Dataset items
|---|

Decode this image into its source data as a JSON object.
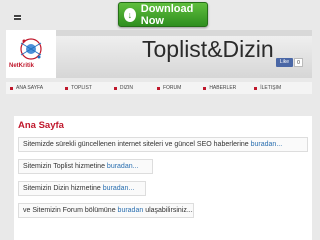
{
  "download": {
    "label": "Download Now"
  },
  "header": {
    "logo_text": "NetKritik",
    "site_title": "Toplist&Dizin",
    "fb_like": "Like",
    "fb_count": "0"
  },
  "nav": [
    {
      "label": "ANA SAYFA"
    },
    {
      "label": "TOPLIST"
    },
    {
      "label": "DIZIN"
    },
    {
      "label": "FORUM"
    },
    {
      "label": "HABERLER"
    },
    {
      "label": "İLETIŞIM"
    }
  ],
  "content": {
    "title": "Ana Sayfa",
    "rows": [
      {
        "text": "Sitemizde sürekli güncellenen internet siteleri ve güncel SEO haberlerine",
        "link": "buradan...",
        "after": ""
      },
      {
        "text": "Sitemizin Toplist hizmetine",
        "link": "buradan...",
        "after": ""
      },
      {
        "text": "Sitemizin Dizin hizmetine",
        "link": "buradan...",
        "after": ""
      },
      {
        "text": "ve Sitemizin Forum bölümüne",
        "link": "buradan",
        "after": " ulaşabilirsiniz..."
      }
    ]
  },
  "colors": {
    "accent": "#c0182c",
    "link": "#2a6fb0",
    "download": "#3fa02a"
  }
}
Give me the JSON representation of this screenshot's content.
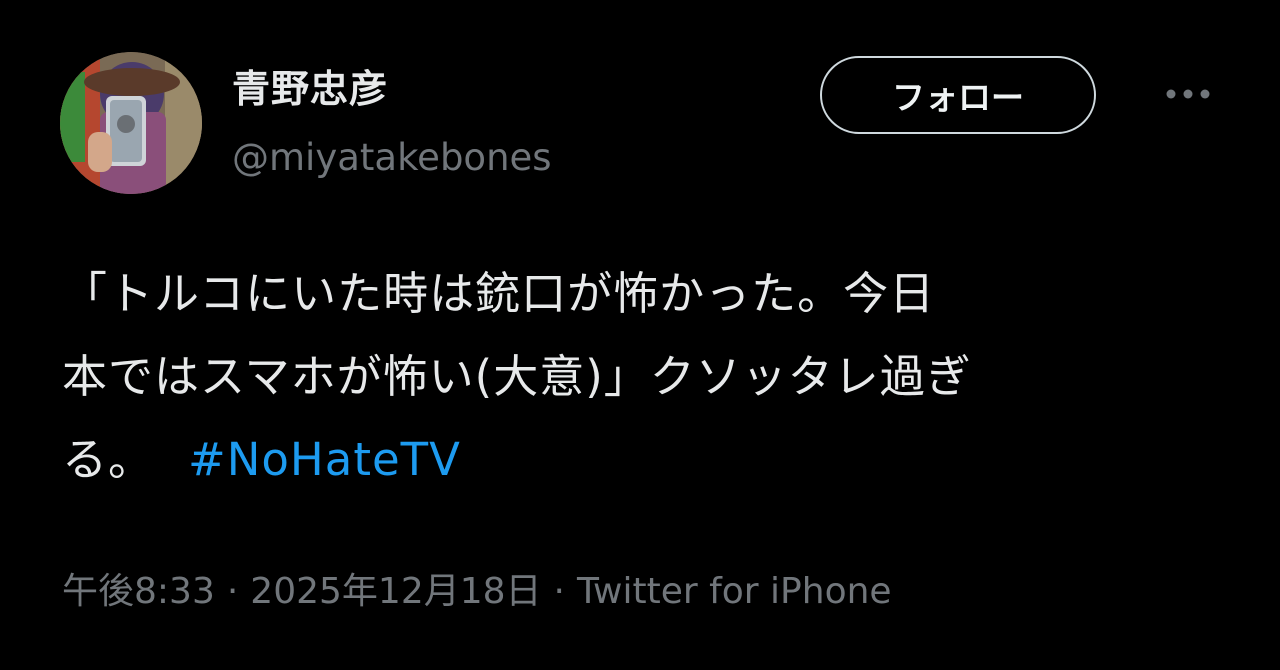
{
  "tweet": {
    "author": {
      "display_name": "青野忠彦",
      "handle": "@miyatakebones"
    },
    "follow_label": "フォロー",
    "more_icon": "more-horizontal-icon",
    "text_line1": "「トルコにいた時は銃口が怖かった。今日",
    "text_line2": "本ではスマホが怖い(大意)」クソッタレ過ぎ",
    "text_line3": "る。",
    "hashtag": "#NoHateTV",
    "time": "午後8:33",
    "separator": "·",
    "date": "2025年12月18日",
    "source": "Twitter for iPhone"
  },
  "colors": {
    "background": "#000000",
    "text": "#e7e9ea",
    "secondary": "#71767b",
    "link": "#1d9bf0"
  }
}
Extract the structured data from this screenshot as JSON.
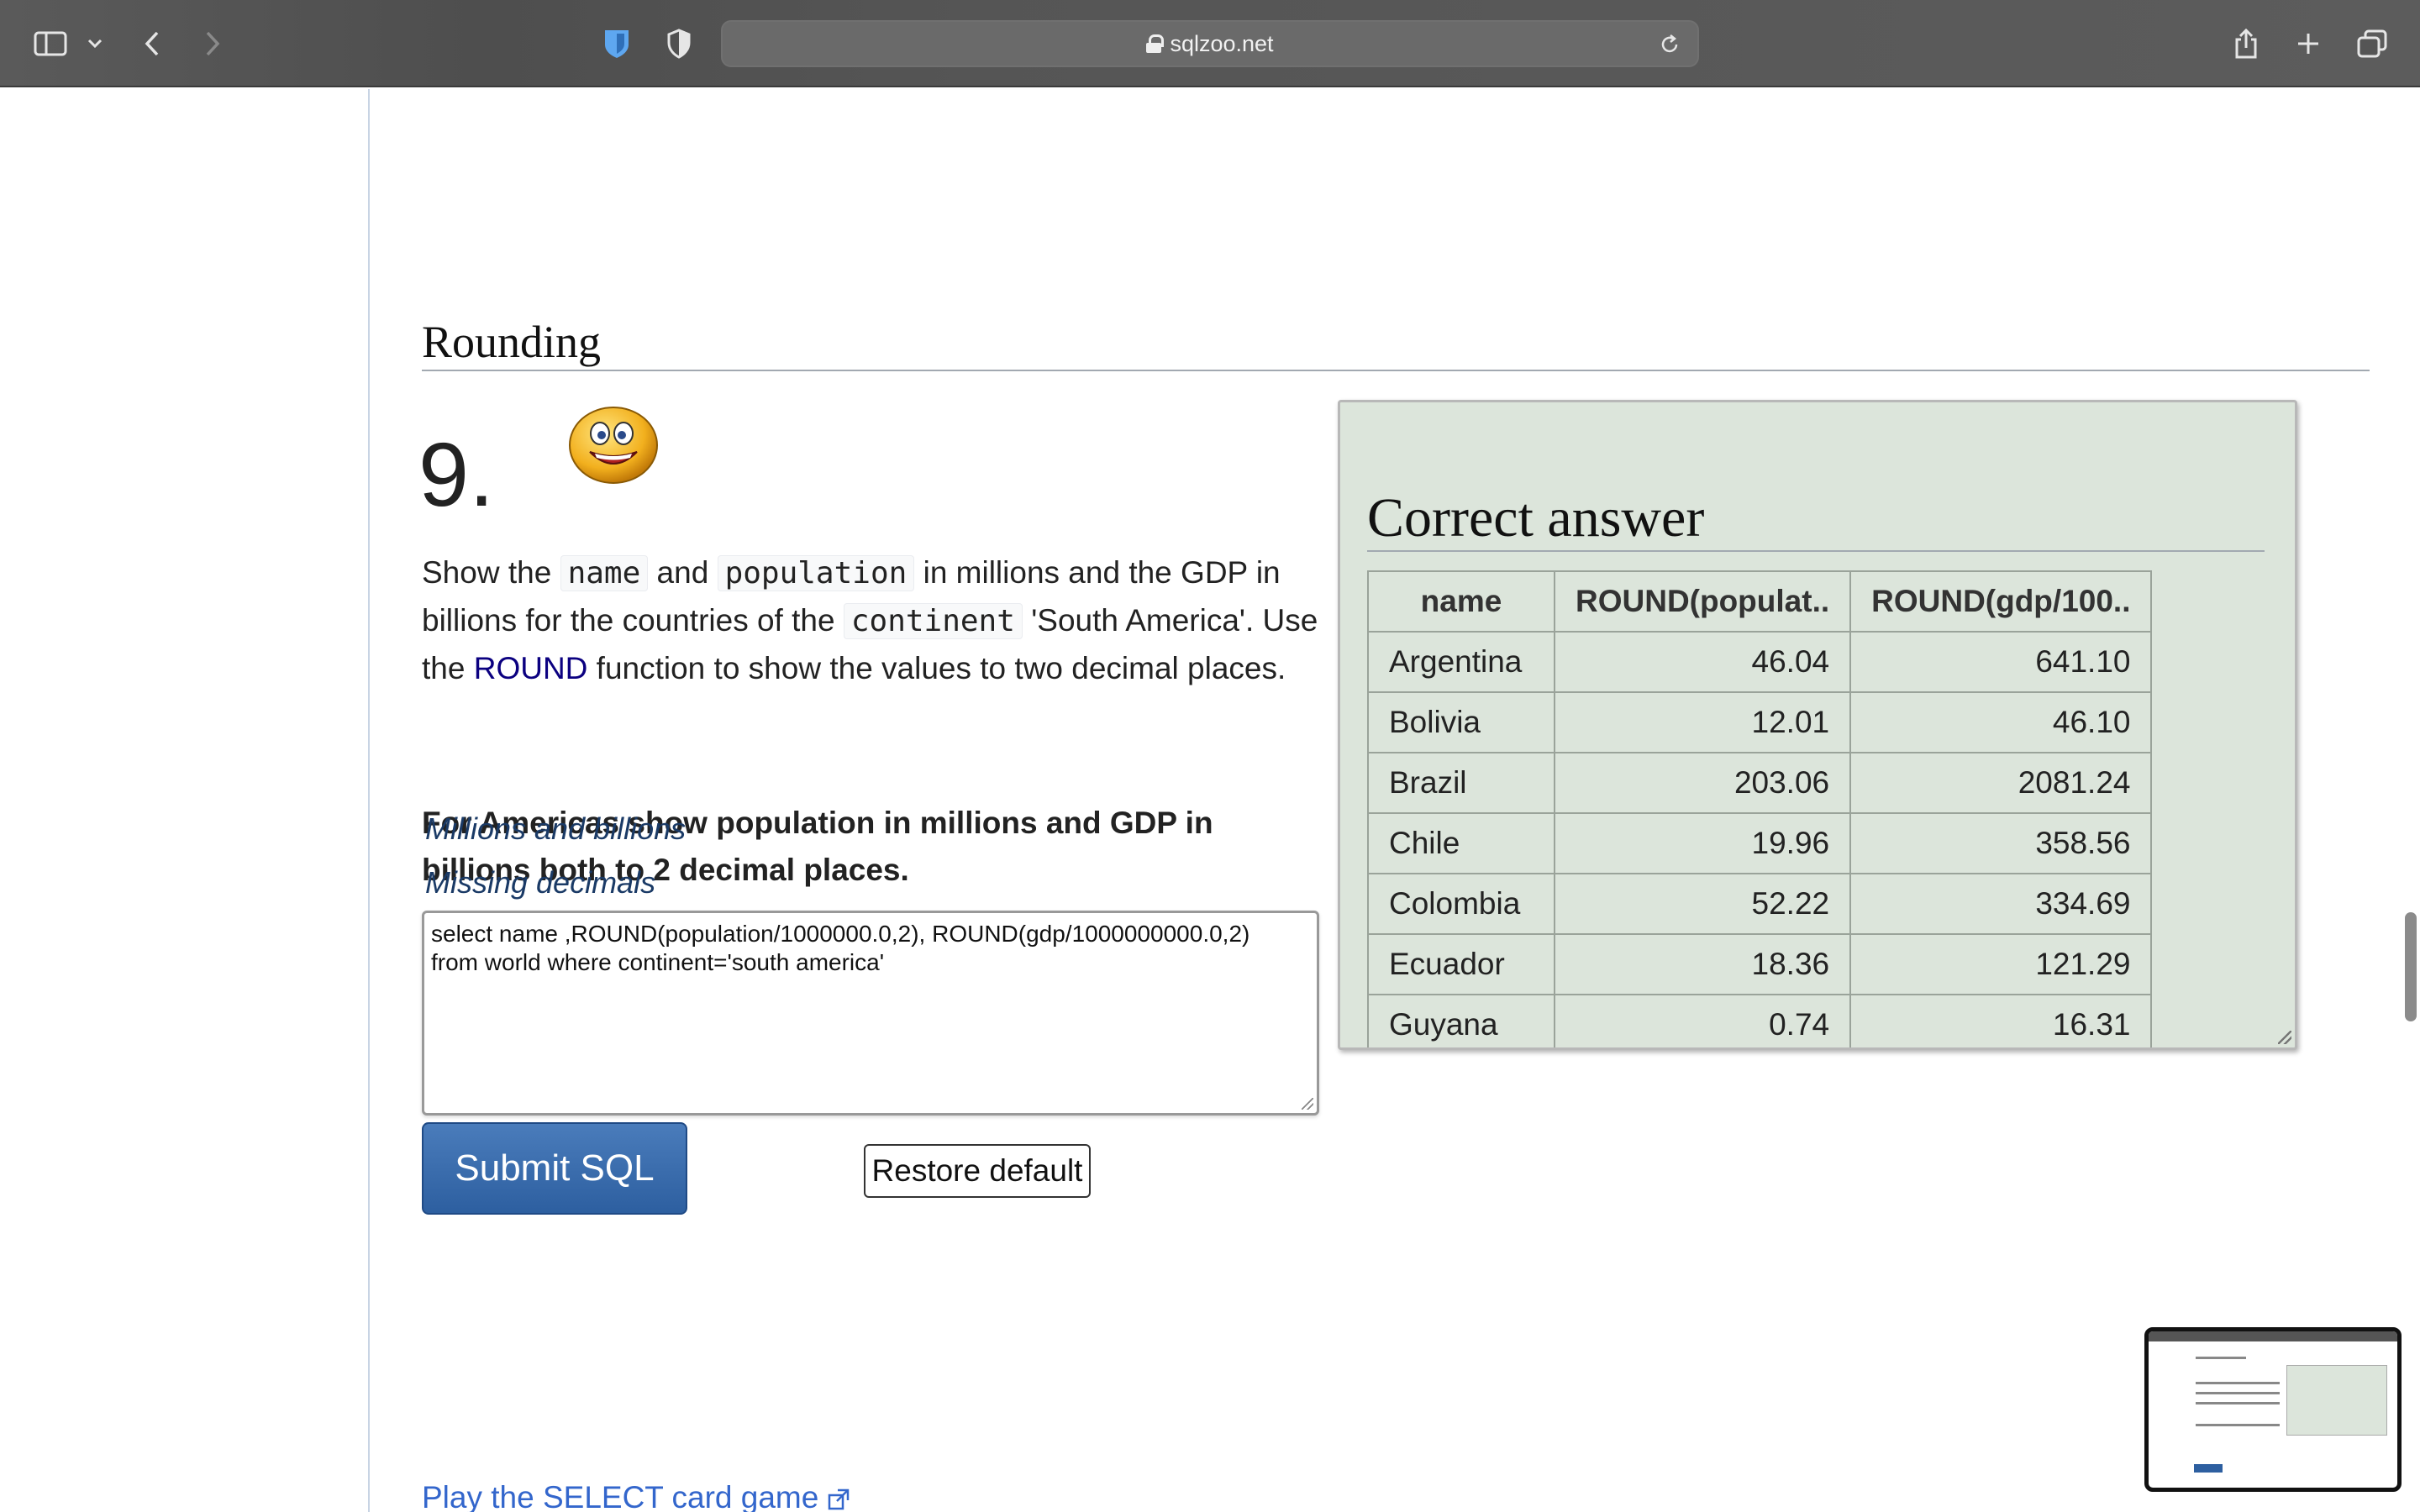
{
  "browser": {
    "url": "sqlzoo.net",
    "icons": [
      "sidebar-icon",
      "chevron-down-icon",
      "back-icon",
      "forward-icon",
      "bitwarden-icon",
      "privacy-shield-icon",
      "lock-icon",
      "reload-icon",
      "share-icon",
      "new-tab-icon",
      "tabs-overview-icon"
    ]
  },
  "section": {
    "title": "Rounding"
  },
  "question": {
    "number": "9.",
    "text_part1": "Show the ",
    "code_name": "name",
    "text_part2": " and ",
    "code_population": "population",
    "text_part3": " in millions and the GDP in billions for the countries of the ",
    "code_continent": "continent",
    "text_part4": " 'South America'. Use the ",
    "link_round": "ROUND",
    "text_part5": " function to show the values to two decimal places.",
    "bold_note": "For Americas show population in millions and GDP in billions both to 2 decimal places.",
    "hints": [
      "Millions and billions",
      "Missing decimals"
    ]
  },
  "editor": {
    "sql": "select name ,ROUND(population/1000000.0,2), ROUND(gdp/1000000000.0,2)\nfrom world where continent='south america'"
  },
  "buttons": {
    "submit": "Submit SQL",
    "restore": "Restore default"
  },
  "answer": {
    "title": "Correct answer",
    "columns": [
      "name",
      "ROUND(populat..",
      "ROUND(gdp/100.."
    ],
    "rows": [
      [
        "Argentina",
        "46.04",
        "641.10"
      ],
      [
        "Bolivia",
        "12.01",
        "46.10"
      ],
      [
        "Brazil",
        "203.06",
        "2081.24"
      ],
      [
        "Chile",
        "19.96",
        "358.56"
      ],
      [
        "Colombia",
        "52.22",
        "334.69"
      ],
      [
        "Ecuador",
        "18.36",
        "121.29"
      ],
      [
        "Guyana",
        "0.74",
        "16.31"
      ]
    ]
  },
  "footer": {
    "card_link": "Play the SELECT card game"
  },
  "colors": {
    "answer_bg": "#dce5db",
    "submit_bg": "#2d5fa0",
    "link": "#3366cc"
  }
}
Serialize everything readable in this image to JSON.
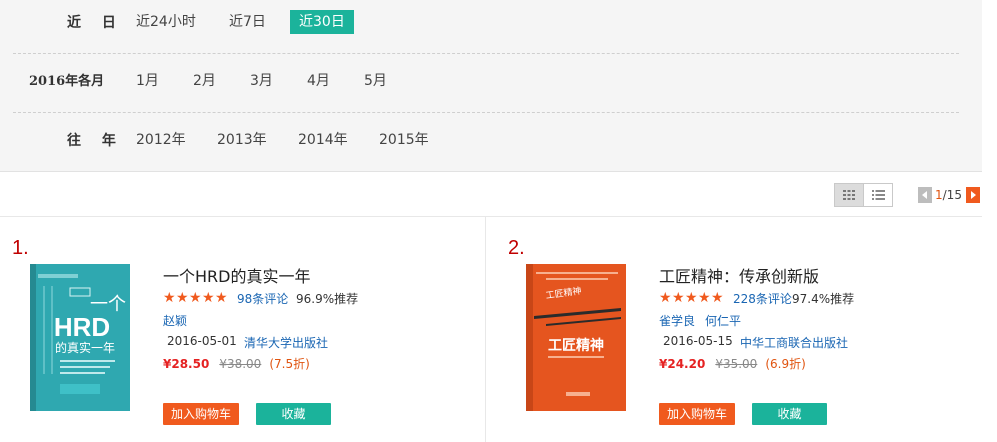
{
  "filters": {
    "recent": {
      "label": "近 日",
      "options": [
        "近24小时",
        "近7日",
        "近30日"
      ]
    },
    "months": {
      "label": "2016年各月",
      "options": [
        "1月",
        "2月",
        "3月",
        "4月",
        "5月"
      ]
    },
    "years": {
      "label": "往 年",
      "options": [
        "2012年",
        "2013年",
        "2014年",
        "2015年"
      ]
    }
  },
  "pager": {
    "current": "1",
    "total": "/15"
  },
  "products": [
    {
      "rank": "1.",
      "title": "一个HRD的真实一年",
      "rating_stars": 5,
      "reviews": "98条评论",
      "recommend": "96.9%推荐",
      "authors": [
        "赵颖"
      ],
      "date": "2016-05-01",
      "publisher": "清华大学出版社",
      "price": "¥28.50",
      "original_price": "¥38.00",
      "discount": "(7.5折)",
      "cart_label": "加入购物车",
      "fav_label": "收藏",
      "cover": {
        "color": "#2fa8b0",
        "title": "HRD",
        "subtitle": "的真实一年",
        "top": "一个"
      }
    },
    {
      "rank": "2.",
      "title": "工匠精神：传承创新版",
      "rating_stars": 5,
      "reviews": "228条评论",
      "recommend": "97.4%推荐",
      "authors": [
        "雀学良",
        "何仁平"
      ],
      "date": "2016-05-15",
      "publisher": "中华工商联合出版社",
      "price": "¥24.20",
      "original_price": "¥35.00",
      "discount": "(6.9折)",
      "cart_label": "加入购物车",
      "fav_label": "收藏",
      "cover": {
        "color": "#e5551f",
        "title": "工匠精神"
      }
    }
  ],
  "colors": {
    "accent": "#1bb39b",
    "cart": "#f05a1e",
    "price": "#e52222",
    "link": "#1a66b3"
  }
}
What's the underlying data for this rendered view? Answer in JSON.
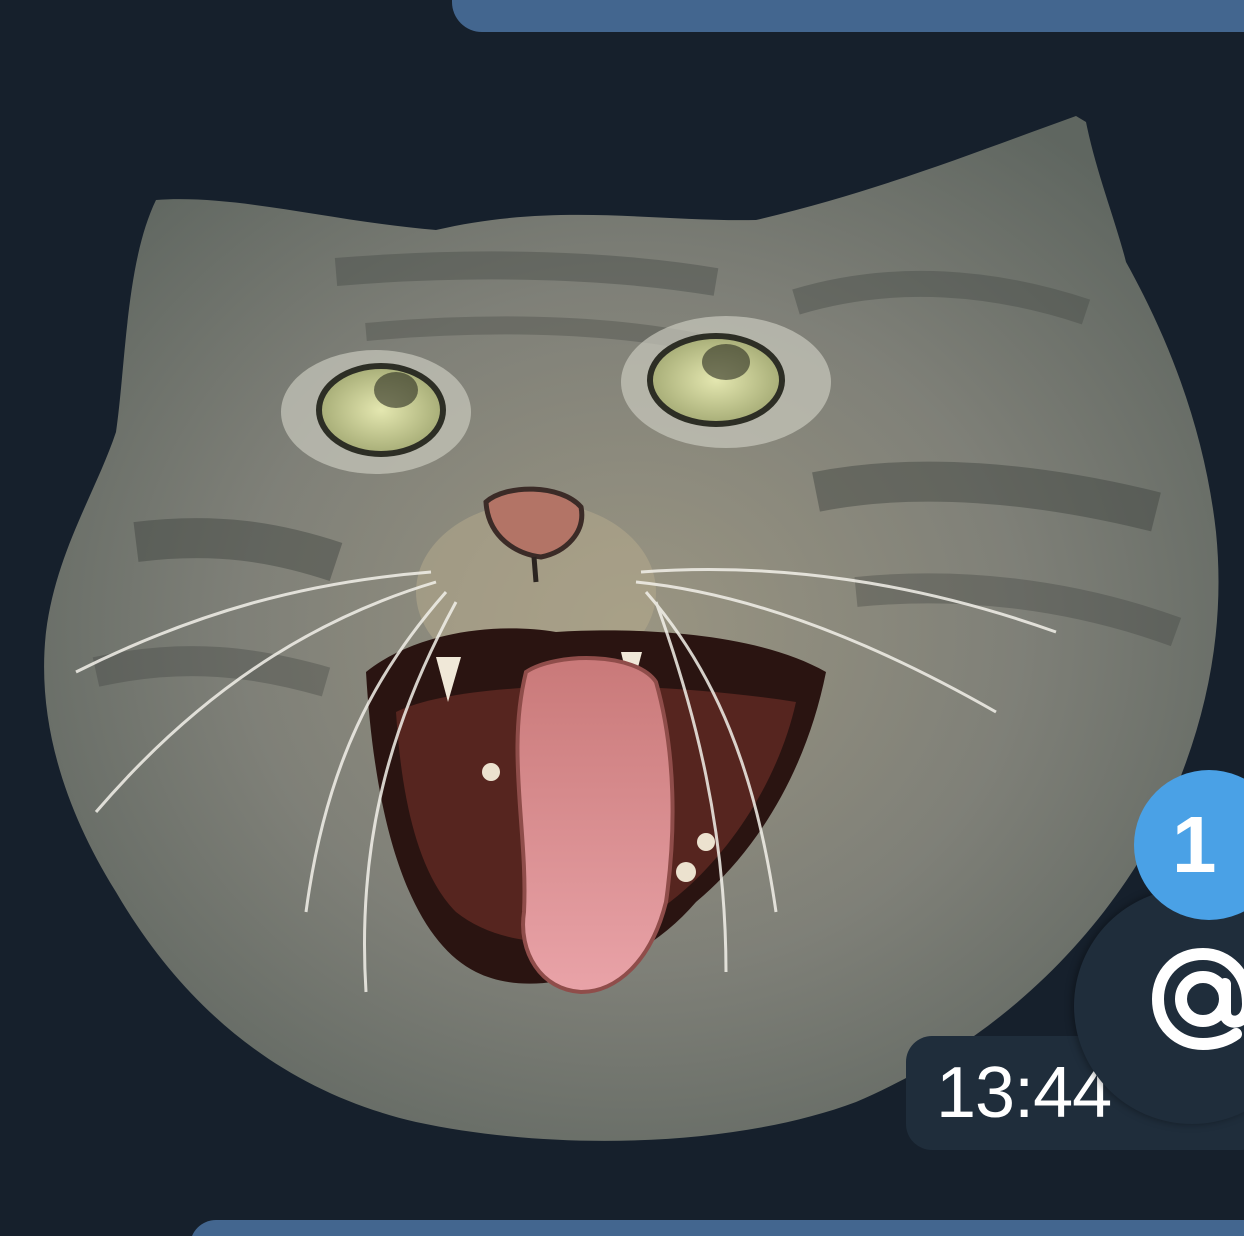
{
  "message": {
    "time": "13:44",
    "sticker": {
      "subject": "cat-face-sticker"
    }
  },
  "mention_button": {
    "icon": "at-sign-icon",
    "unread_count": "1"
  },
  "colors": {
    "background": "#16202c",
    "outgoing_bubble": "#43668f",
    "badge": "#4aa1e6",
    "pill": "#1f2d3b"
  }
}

|---|

# Goal
Repeat the listing in full and exactly. Do not include any images.

# Exercise output
Decode this image into its source data as a JSON object.
{
  "download": {
    "label": "Download Now"
  },
  "header": {
    "logo_text": "NetKritik",
    "site_title": "Toplist&Dizin",
    "fb_like": "Like",
    "fb_count": "0"
  },
  "nav": [
    {
      "label": "ANA SAYFA"
    },
    {
      "label": "TOPLIST"
    },
    {
      "label": "DIZIN"
    },
    {
      "label": "FORUM"
    },
    {
      "label": "HABERLER"
    },
    {
      "label": "İLETIŞIM"
    }
  ],
  "content": {
    "title": "Ana Sayfa",
    "rows": [
      {
        "text": "Sitemizde sürekli güncellenen internet siteleri ve güncel SEO haberlerine",
        "link": "buradan...",
        "after": ""
      },
      {
        "text": "Sitemizin Toplist hizmetine",
        "link": "buradan...",
        "after": ""
      },
      {
        "text": "Sitemizin Dizin hizmetine",
        "link": "buradan...",
        "after": ""
      },
      {
        "text": "ve Sitemizin Forum bölümüne",
        "link": "buradan",
        "after": " ulaşabilirsiniz..."
      }
    ]
  },
  "colors": {
    "accent": "#c0182c",
    "link": "#2a6fb0",
    "download": "#3fa02a"
  }
}
Give me the JSON representation of this screenshot's content.
{
  "tweet": {
    "author": {
      "display_name": "青野忠彦",
      "handle": "@miyatakebones"
    },
    "follow_label": "フォロー",
    "more_icon": "more-horizontal-icon",
    "text_line1": "「トルコにいた時は銃口が怖かった。今日",
    "text_line2": "本ではスマホが怖い(大意)」クソッタレ過ぎ",
    "text_line3": "る。",
    "hashtag": "#NoHateTV",
    "time": "午後8:33",
    "separator": "·",
    "date": "2025年12月18日",
    "source": "Twitter for iPhone"
  },
  "colors": {
    "background": "#000000",
    "text": "#e7e9ea",
    "secondary": "#71767b",
    "link": "#1d9bf0"
  }
}
Extract the structured data from this screenshot as JSON.
{
  "browser": {
    "url": "sqlzoo.net",
    "icons": [
      "sidebar-icon",
      "chevron-down-icon",
      "back-icon",
      "forward-icon",
      "bitwarden-icon",
      "privacy-shield-icon",
      "lock-icon",
      "reload-icon",
      "share-icon",
      "new-tab-icon",
      "tabs-overview-icon"
    ]
  },
  "section": {
    "title": "Rounding"
  },
  "question": {
    "number": "9.",
    "text_part1": "Show the ",
    "code_name": "name",
    "text_part2": " and ",
    "code_population": "population",
    "text_part3": " in millions and the GDP in billions for the countries of the ",
    "code_continent": "continent",
    "text_part4": " 'South America'. Use the ",
    "link_round": "ROUND",
    "text_part5": " function to show the values to two decimal places.",
    "bold_note": "For Americas show population in millions and GDP in billions both to 2 decimal places.",
    "hints": [
      "Millions and billions",
      "Missing decimals"
    ]
  },
  "editor": {
    "sql": "select name ,ROUND(population/1000000.0,2), ROUND(gdp/1000000000.0,2)\nfrom world where continent='south america'"
  },
  "buttons": {
    "submit": "Submit SQL",
    "restore": "Restore default"
  },
  "answer": {
    "title": "Correct answer",
    "columns": [
      "name",
      "ROUND(populat..",
      "ROUND(gdp/100.."
    ],
    "rows": [
      [
        "Argentina",
        "46.04",
        "641.10"
      ],
      [
        "Bolivia",
        "12.01",
        "46.10"
      ],
      [
        "Brazil",
        "203.06",
        "2081.24"
      ],
      [
        "Chile",
        "19.96",
        "358.56"
      ],
      [
        "Colombia",
        "52.22",
        "334.69"
      ],
      [
        "Ecuador",
        "18.36",
        "121.29"
      ],
      [
        "Guyana",
        "0.74",
        "16.31"
      ]
    ]
  },
  "footer": {
    "card_link": "Play the SELECT card game"
  },
  "colors": {
    "answer_bg": "#dce5db",
    "submit_bg": "#2d5fa0",
    "link": "#3366cc"
  }
}
Serialize everything readable in this image to JSON.
{
  "filters": {
    "recent": {
      "label": "近 日",
      "options": [
        "近24小时",
        "近7日",
        "近30日"
      ]
    },
    "months": {
      "label": "2016年各月",
      "options": [
        "1月",
        "2月",
        "3月",
        "4月",
        "5月"
      ]
    },
    "years": {
      "label": "往 年",
      "options": [
        "2012年",
        "2013年",
        "2014年",
        "2015年"
      ]
    }
  },
  "pager": {
    "current": "1",
    "total": "/15"
  },
  "products": [
    {
      "rank": "1.",
      "title": "一个HRD的真实一年",
      "rating_stars": 5,
      "reviews": "98条评论",
      "recommend": "96.9%推荐",
      "authors": [
        "赵颖"
      ],
      "date": "2016-05-01",
      "publisher": "清华大学出版社",
      "price": "¥28.50",
      "original_price": "¥38.00",
      "discount": "(7.5折)",
      "cart_label": "加入购物车",
      "fav_label": "收藏",
      "cover": {
        "color": "#2fa8b0",
        "title": "HRD",
        "subtitle": "的真实一年",
        "top": "一个"
      }
    },
    {
      "rank": "2.",
      "title": "工匠精神：传承创新版",
      "rating_stars": 5,
      "reviews": "228条评论",
      "recommend": "97.4%推荐",
      "authors": [
        "雀学良",
        "何仁平"
      ],
      "date": "2016-05-15",
      "publisher": "中华工商联合出版社",
      "price": "¥24.20",
      "original_price": "¥35.00",
      "discount": "(6.9折)",
      "cart_label": "加入购物车",
      "fav_label": "收藏",
      "cover": {
        "color": "#e5551f",
        "title": "工匠精神"
      }
    }
  ],
  "colors": {
    "accent": "#1bb39b",
    "cart": "#f05a1e",
    "price": "#e52222",
    "link": "#1a66b3"
  }
}
What's the underlying data for this rendered view? Answer in JSON.
{
  "message": {
    "time": "13:44",
    "sticker": {
      "subject": "cat-face-sticker"
    }
  },
  "mention_button": {
    "icon": "at-sign-icon",
    "unread_count": "1"
  },
  "colors": {
    "background": "#16202c",
    "outgoing_bubble": "#43668f",
    "badge": "#4aa1e6",
    "pill": "#1f2d3b"
  }
}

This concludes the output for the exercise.